[Entries shown]:
__________________________________________________

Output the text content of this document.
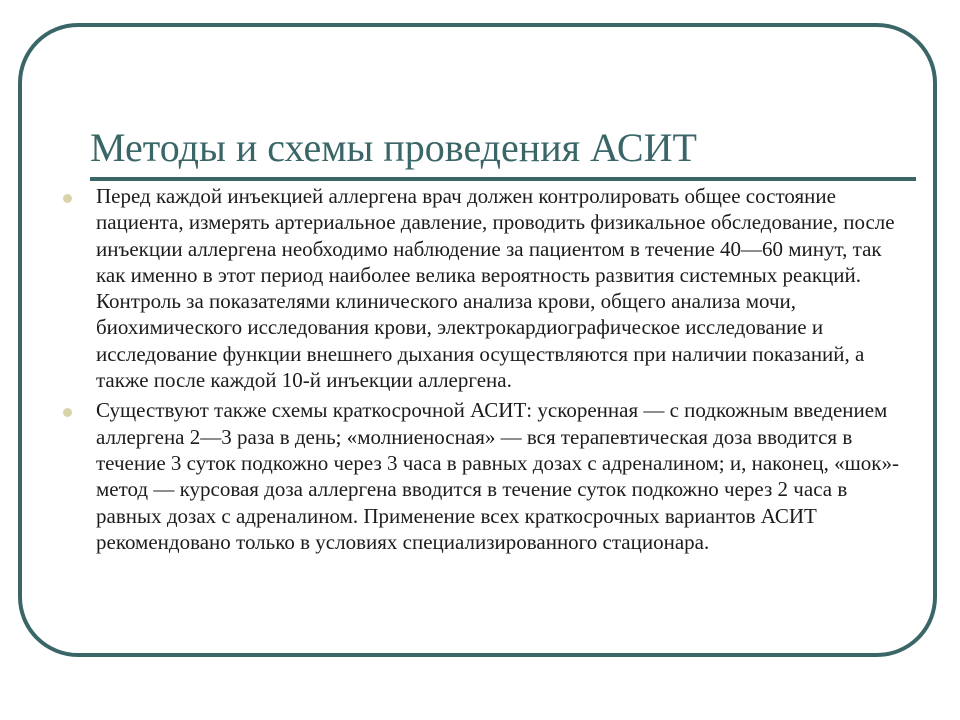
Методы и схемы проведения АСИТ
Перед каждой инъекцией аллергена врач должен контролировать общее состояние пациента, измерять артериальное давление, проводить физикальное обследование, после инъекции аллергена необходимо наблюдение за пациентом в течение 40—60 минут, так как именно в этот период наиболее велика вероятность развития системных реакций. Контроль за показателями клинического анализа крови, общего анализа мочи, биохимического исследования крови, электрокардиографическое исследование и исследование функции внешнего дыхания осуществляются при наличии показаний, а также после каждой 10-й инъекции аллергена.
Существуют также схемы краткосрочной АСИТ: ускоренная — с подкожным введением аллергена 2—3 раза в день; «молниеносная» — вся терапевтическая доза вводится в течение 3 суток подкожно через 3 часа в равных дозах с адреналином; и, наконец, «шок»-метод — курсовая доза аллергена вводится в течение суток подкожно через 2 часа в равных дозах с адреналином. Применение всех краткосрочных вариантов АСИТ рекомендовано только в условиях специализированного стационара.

__________________________________________________

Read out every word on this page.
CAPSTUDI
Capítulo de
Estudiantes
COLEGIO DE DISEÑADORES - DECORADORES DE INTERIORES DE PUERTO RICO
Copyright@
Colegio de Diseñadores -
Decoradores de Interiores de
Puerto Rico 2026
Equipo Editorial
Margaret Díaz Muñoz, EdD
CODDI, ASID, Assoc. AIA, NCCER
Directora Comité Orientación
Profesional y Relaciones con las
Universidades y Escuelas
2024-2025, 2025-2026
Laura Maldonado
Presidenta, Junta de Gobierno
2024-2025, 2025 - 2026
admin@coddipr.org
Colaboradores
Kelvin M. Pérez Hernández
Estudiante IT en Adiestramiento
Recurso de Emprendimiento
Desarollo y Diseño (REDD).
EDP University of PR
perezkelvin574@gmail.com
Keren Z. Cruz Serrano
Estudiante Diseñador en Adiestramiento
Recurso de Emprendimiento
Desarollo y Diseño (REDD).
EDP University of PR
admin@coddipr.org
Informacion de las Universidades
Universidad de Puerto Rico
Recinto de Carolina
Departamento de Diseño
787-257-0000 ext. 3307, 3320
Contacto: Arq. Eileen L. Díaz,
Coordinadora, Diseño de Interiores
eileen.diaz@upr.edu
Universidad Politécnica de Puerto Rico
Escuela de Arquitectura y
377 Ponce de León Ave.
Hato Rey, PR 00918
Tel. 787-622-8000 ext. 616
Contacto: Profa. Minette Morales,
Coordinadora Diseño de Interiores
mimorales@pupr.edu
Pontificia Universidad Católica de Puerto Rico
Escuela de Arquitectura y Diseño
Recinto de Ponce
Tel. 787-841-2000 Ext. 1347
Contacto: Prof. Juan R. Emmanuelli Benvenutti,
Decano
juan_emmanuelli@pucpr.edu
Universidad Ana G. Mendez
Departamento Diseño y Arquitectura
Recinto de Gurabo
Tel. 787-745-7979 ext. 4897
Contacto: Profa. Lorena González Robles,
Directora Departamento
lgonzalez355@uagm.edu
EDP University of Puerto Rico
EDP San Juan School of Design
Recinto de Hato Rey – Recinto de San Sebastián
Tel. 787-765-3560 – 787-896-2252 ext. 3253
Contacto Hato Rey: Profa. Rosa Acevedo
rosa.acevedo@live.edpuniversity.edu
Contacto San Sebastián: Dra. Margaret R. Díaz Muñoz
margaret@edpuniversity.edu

__________________________________________________

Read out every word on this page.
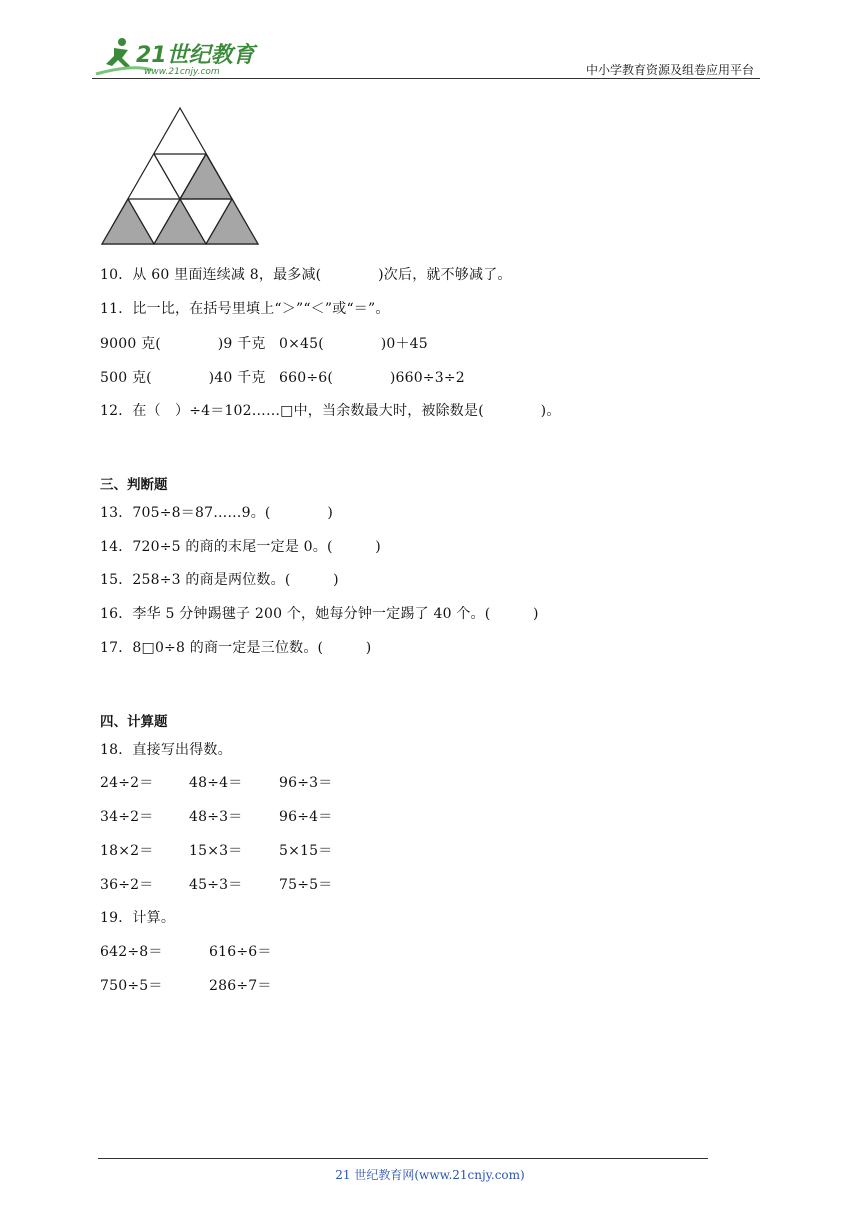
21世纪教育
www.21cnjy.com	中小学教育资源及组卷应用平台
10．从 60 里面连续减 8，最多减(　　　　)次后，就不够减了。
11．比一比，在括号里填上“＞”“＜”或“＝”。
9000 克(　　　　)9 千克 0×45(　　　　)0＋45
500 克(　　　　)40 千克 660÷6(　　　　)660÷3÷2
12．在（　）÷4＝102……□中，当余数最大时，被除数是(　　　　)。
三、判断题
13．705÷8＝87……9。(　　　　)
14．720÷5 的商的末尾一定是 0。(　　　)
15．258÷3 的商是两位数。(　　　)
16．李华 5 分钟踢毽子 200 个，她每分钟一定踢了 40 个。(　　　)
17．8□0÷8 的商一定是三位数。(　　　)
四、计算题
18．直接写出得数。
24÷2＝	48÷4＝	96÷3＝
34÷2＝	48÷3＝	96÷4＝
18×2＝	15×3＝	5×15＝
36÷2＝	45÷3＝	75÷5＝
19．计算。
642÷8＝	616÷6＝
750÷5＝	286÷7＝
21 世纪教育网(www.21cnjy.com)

__________________________________________________

[The task]:
For each line of the entries that includes "Contacto", show that line.

[The completed task]:
Contacto: Arq. Eileen L. Díaz,
Contacto: Profa. Minette Morales,
Contacto: Prof. Juan R. Emmanuelli Benvenutti,
Contacto: Profa. Lorena González Robles,
Contacto Hato Rey: Profa. Rosa Acevedo
Contacto San Sebastián: Dra. Margaret R. Díaz Muñoz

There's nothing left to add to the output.